Direction:
Return the number of lines holding "とすると", with nothing added.

Provided information:
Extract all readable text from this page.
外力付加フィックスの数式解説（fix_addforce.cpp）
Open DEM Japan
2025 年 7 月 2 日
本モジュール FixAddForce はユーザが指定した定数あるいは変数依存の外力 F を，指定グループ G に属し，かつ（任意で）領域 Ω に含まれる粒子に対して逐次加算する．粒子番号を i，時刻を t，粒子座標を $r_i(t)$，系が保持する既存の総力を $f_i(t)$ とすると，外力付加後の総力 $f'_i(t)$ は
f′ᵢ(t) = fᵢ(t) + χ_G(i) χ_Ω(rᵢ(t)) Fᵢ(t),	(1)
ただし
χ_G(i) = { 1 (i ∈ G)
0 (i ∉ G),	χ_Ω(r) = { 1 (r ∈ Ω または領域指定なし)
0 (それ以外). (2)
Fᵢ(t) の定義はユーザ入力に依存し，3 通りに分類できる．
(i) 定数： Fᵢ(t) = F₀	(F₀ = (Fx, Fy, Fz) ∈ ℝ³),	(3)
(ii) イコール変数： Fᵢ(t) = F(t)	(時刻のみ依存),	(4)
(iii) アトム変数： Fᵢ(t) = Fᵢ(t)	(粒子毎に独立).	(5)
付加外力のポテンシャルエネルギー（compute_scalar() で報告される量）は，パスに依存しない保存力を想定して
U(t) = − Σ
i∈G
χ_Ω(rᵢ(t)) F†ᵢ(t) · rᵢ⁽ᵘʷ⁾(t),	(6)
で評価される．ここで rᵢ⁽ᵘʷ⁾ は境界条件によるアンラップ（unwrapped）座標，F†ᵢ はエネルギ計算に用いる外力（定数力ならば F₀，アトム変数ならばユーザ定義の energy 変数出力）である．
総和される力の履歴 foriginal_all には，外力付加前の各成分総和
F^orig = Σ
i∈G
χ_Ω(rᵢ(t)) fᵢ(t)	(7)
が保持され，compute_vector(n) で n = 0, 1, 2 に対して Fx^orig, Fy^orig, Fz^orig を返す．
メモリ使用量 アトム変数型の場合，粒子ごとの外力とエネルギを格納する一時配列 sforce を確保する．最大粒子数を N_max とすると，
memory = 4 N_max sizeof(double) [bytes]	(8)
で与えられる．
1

Expected answer:
2